— Begin INPUT ROWS —
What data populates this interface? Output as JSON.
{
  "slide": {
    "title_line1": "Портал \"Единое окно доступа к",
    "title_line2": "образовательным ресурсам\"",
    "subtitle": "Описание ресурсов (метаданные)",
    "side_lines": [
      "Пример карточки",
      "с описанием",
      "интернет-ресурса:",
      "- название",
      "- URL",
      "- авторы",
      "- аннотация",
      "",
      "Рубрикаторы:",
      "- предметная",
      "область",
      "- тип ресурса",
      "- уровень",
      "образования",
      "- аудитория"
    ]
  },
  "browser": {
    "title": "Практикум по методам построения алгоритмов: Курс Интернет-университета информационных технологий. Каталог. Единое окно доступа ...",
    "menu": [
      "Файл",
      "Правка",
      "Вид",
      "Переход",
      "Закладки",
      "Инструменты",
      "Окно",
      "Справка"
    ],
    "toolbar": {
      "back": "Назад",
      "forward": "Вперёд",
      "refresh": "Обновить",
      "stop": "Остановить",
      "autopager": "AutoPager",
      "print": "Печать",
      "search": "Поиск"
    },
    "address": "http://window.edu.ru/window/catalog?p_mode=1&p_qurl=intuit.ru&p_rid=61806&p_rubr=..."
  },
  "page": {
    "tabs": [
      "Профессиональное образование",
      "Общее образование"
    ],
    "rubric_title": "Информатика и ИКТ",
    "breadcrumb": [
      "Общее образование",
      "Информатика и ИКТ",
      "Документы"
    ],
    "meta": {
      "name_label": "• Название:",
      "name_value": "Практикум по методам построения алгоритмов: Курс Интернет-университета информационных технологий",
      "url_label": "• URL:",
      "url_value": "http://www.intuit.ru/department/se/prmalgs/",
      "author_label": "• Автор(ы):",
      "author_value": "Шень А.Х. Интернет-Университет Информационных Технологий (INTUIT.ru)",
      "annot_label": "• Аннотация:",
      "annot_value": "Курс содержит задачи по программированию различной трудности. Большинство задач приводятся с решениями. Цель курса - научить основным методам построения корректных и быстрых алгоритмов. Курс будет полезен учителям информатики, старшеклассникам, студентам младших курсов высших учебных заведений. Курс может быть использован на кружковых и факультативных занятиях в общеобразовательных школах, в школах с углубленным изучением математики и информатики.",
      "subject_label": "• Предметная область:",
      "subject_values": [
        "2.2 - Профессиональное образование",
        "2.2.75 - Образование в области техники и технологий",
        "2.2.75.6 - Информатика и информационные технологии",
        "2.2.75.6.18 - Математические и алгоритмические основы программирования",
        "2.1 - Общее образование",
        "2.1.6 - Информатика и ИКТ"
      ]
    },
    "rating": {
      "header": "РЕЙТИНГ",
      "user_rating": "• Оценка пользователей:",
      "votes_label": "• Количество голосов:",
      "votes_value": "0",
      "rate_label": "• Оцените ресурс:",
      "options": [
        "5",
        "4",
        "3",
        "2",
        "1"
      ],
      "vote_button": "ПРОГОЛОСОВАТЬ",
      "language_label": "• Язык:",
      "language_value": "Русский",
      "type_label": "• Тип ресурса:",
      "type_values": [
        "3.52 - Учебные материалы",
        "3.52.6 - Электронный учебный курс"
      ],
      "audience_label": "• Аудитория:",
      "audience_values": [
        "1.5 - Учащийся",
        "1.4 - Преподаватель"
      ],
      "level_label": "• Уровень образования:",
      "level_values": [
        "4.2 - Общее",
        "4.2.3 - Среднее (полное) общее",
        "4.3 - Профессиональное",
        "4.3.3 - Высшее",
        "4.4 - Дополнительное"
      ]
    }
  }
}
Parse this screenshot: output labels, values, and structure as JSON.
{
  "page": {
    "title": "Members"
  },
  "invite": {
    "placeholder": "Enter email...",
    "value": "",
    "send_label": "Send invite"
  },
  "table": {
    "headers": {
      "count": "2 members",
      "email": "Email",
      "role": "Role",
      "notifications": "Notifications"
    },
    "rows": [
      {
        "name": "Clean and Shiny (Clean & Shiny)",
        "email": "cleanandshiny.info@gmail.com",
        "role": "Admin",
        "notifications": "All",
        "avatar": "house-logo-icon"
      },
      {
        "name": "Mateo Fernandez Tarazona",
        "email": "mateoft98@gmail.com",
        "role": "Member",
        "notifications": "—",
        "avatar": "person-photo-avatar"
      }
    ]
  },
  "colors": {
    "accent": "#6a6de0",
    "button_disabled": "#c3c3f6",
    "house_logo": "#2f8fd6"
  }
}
— End INPUT ROWS —
## WRITTEN TASK
Write out every entry word for word.

## SOLUTION
What data populates this interface? Output as JSON.
{
  "slide": {
    "title_line1": "Портал \"Единое окно доступа к",
    "title_line2": "образовательным ресурсам\"",
    "subtitle": "Описание ресурсов (метаданные)",
    "side_lines": [
      "Пример карточки",
      "с описанием",
      "интернет-ресурса:",
      "- название",
      "- URL",
      "- авторы",
      "- аннотация",
      "",
      "Рубрикаторы:",
      "- предметная",
      "область",
      "- тип ресурса",
      "- уровень",
      "образования",
      "- аудитория"
    ]
  },
  "browser": {
    "title": "Практикум по методам построения алгоритмов: Курс Интернет-университета информационных технологий. Каталог. Единое окно доступа ...",
    "menu": [
      "Файл",
      "Правка",
      "Вид",
      "Переход",
      "Закладки",
      "Инструменты",
      "Окно",
      "Справка"
    ],
    "toolbar": {
      "back": "Назад",
      "forward": "Вперёд",
      "refresh": "Обновить",
      "stop": "Остановить",
      "autopager": "AutoPager",
      "print": "Печать",
      "search": "Поиск"
    },
    "address": "http://window.edu.ru/window/catalog?p_mode=1&p_qurl=intuit.ru&p_rid=61806&p_rubr=..."
  },
  "page": {
    "tabs": [
      "Профессиональное образование",
      "Общее образование"
    ],
    "rubric_title": "Информатика и ИКТ",
    "breadcrumb": [
      "Общее образование",
      "Информатика и ИКТ",
      "Документы"
    ],
    "meta": {
      "name_label": "• Название:",
      "name_value": "Практикум по методам построения алгоритмов: Курс Интернет-университета информационных технологий",
      "url_label": "• URL:",
      "url_value": "http://www.intuit.ru/department/se/prmalgs/",
      "author_label": "• Автор(ы):",
      "author_value": "Шень А.Х. Интернет-Университет Информационных Технологий (INTUIT.ru)",
      "annot_label": "• Аннотация:",
      "annot_value": "Курс содержит задачи по программированию различной трудности. Большинство задач приводятся с решениями. Цель курса - научить основным методам построения корректных и быстрых алгоритмов. Курс будет полезен учителям информатики, старшеклассникам, студентам младших курсов высших учебных заведений. Курс может быть использован на кружковых и факультативных занятиях в общеобразовательных школах, в школах с углубленным изучением математики и информатики.",
      "subject_label": "• Предметная область:",
      "subject_values": [
        "2.2 - Профессиональное образование",
        "2.2.75 - Образование в области техники и технологий",
        "2.2.75.6 - Информатика и информационные технологии",
        "2.2.75.6.18 - Математические и алгоритмические основы программирования",
        "2.1 - Общее образование",
        "2.1.6 - Информатика и ИКТ"
      ]
    },
    "rating": {
      "header": "РЕЙТИНГ",
      "user_rating": "• Оценка пользователей:",
      "votes_label": "• Количество голосов:",
      "votes_value": "0",
      "rate_label": "• Оцените ресурс:",
      "options": [
        "5",
        "4",
        "3",
        "2",
        "1"
      ],
      "vote_button": "ПРОГОЛОСОВАТЬ",
      "language_label": "• Язык:",
      "language_value": "Русский",
      "type_label": "• Тип ресурса:",
      "type_values": [
        "3.52 - Учебные материалы",
        "3.52.6 - Электронный учебный курс"
      ],
      "audience_label": "• Аудитория:",
      "audience_values": [
        "1.5 - Учащийся",
        "1.4 - Преподаватель"
      ],
      "level_label": "• Уровень образования:",
      "level_values": [
        "4.2 - Общее",
        "4.2.3 - Среднее (полное) общее",
        "4.3 - Профессиональное",
        "4.3.3 - Высшее",
        "4.4 - Дополнительное"
      ]
    }
  }
}
Parse this screenshot: output labels, values, and structure as JSON.
{
  "page": {
    "title": "Members"
  },
  "invite": {
    "placeholder": "Enter email...",
    "value": "",
    "send_label": "Send invite"
  },
  "table": {
    "headers": {
      "count": "2 members",
      "email": "Email",
      "role": "Role",
      "notifications": "Notifications"
    },
    "rows": [
      {
        "name": "Clean and Shiny (Clean & Shiny)",
        "email": "cleanandshiny.info@gmail.com",
        "role": "Admin",
        "notifications": "All",
        "avatar": "house-logo-icon"
      },
      {
        "name": "Mateo Fernandez Tarazona",
        "email": "mateoft98@gmail.com",
        "role": "Member",
        "notifications": "—",
        "avatar": "person-photo-avatar"
      }
    ]
  },
  "colors": {
    "accent": "#6a6de0",
    "button_disabled": "#c3c3f6",
    "house_logo": "#2f8fd6"
  }
}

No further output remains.